Prompt
Produce a verbatim copy of the entries listed below.

Items from a data source:
################

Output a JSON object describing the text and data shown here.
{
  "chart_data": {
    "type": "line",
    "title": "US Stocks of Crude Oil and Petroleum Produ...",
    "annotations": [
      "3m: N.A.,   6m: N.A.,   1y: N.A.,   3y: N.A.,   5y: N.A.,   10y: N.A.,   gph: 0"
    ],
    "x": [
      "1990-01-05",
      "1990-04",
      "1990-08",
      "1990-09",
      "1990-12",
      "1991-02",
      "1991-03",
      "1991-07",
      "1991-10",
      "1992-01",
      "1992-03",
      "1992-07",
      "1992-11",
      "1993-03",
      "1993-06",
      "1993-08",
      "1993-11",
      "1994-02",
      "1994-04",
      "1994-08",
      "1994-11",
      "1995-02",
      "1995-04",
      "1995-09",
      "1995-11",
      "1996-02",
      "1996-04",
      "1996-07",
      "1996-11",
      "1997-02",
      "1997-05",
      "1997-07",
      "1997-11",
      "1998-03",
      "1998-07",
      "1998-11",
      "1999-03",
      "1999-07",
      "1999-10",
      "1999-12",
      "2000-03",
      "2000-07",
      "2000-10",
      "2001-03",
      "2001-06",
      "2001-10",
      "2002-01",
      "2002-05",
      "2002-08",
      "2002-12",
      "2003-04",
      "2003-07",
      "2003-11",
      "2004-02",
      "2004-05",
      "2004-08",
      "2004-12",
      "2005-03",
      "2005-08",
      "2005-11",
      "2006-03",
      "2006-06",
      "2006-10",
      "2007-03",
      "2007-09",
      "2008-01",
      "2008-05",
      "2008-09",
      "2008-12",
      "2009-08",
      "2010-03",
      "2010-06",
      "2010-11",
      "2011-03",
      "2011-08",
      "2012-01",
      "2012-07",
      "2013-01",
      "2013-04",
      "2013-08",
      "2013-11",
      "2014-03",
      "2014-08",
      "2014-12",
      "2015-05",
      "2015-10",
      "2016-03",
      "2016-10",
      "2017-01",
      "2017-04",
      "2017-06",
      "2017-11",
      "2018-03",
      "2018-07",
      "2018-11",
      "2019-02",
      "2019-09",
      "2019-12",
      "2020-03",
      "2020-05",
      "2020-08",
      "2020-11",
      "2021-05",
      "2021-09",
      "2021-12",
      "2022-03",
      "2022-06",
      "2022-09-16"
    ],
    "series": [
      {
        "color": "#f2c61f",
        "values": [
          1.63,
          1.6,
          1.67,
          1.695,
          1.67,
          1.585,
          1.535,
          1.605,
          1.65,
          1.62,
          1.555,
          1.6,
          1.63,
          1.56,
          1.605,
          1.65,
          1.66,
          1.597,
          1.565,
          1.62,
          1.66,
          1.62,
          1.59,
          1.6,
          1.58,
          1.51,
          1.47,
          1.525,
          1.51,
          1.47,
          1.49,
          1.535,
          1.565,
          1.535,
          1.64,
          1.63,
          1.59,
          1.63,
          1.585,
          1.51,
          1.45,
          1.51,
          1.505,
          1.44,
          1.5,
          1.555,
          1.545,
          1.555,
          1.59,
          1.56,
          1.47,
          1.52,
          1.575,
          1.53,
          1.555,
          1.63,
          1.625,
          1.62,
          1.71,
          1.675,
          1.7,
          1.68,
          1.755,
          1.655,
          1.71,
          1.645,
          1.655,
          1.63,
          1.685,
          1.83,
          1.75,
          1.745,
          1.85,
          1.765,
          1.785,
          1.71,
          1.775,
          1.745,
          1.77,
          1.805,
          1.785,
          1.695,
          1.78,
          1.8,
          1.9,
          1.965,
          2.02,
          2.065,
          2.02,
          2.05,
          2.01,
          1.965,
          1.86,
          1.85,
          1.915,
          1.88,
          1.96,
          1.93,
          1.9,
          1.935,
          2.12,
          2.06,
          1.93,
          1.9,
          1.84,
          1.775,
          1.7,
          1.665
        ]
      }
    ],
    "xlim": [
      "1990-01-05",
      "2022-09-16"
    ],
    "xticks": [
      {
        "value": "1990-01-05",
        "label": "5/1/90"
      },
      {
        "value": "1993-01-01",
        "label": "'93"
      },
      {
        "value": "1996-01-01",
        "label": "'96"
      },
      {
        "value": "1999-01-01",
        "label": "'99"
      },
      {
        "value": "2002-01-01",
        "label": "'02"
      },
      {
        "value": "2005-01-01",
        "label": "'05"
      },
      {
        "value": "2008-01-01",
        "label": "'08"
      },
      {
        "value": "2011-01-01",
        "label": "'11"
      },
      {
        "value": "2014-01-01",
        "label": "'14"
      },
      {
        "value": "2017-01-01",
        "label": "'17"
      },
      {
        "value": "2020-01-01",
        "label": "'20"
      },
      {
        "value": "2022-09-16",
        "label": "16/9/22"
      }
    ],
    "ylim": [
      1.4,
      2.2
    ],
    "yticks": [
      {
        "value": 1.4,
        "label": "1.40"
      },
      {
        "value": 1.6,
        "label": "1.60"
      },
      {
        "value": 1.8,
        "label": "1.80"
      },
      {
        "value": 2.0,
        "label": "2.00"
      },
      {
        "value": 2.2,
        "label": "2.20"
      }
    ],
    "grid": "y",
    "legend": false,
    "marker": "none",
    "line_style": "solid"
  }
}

################

Written solution
Output a JSON object describing the text and data shown here.
{
  "chart_data": {
    "type": "line",
    "title": "US Stocks of Crude Oil and Petroleum Produ...",
    "annotations": [
      "3m: N.A.,   6m: N.A.,   1y: N.A.,   3y: N.A.,   5y: N.A.,   10y: N.A.,   gph: 0"
    ],
    "x": [
      "1990-01-05",
      "1990-04",
      "1990-08",
      "1990-09",
      "1990-12",
      "1991-02",
      "1991-03",
      "1991-07",
      "1991-10",
      "1992-01",
      "1992-03",
      "1992-07",
      "1992-11",
      "1993-03",
      "1993-06",
      "1993-08",
      "1993-11",
      "1994-02",
      "1994-04",
      "1994-08",
      "1994-11",
      "1995-02",
      "1995-04",
      "1995-09",
      "1995-11",
      "1996-02",
      "1996-04",
      "1996-07",
      "1996-11",
      "1997-02",
      "1997-05",
      "1997-07",
      "1997-11",
      "1998-03",
      "1998-07",
      "1998-11",
      "1999-03",
      "1999-07",
      "1999-10",
      "1999-12",
      "2000-03",
      "2000-07",
      "2000-10",
      "2001-03",
      "2001-06",
      "2001-10",
      "2002-01",
      "2002-05",
      "2002-08",
      "2002-12",
      "2003-04",
      "2003-07",
      "2003-11",
      "2004-02",
      "2004-05",
      "2004-08",
      "2004-12",
      "2005-03",
      "2005-08",
      "2005-11",
      "2006-03",
      "2006-06",
      "2006-10",
      "2007-03",
      "2007-09",
      "2008-01",
      "2008-05",
      "2008-09",
      "2008-12",
      "2009-08",
      "2010-03",
      "2010-06",
      "2010-11",
      "2011-03",
      "2011-08",
      "2012-01",
      "2012-07",
      "2013-01",
      "2013-04",
      "2013-08",
      "2013-11",
      "2014-03",
      "2014-08",
      "2014-12",
      "2015-05",
      "2015-10",
      "2016-03",
      "2016-10",
      "2017-01",
      "2017-04",
      "2017-06",
      "2017-11",
      "2018-03",
      "2018-07",
      "2018-11",
      "2019-02",
      "2019-09",
      "2019-12",
      "2020-03",
      "2020-05",
      "2020-08",
      "2020-11",
      "2021-05",
      "2021-09",
      "2021-12",
      "2022-03",
      "2022-06",
      "2022-09-16"
    ],
    "series": [
      {
        "color": "#f2c61f",
        "values": [
          1.63,
          1.6,
          1.67,
          1.695,
          1.67,
          1.585,
          1.535,
          1.605,
          1.65,
          1.62,
          1.555,
          1.6,
          1.63,
          1.56,
          1.605,
          1.65,
          1.66,
          1.597,
          1.565,
          1.62,
          1.66,
          1.62,
          1.59,
          1.6,
          1.58,
          1.51,
          1.47,
          1.525,
          1.51,
          1.47,
          1.49,
          1.535,
          1.565,
          1.535,
          1.64,
          1.63,
          1.59,
          1.63,
          1.585,
          1.51,
          1.45,
          1.51,
          1.505,
          1.44,
          1.5,
          1.555,
          1.545,
          1.555,
          1.59,
          1.56,
          1.47,
          1.52,
          1.575,
          1.53,
          1.555,
          1.63,
          1.625,
          1.62,
          1.71,
          1.675,
          1.7,
          1.68,
          1.755,
          1.655,
          1.71,
          1.645,
          1.655,
          1.63,
          1.685,
          1.83,
          1.75,
          1.745,
          1.85,
          1.765,
          1.785,
          1.71,
          1.775,
          1.745,
          1.77,
          1.805,
          1.785,
          1.695,
          1.78,
          1.8,
          1.9,
          1.965,
          2.02,
          2.065,
          2.02,
          2.05,
          2.01,
          1.965,
          1.86,
          1.85,
          1.915,
          1.88,
          1.96,
          1.93,
          1.9,
          1.935,
          2.12,
          2.06,
          1.93,
          1.9,
          1.84,
          1.775,
          1.7,
          1.665
        ]
      }
    ],
    "xlim": [
      "1990-01-05",
      "2022-09-16"
    ],
    "xticks": [
      {
        "value": "1990-01-05",
        "label": "5/1/90"
      },
      {
        "value": "1993-01-01",
        "label": "'93"
      },
      {
        "value": "1996-01-01",
        "label": "'96"
      },
      {
        "value": "1999-01-01",
        "label": "'99"
      },
      {
        "value": "2002-01-01",
        "label": "'02"
      },
      {
        "value": "2005-01-01",
        "label": "'05"
      },
      {
        "value": "2008-01-01",
        "label": "'08"
      },
      {
        "value": "2011-01-01",
        "label": "'11"
      },
      {
        "value": "2014-01-01",
        "label": "'14"
      },
      {
        "value": "2017-01-01",
        "label": "'17"
      },
      {
        "value": "2020-01-01",
        "label": "'20"
      },
      {
        "value": "2022-09-16",
        "label": "16/9/22"
      }
    ],
    "ylim": [
      1.4,
      2.2
    ],
    "yticks": [
      {
        "value": 1.4,
        "label": "1.40"
      },
      {
        "value": 1.6,
        "label": "1.60"
      },
      {
        "value": 1.8,
        "label": "1.80"
      },
      {
        "value": 2.0,
        "label": "2.00"
      },
      {
        "value": 2.2,
        "label": "2.20"
      }
    ],
    "grid": "y",
    "legend": false,
    "marker": "none",
    "line_style": "solid"
  }
}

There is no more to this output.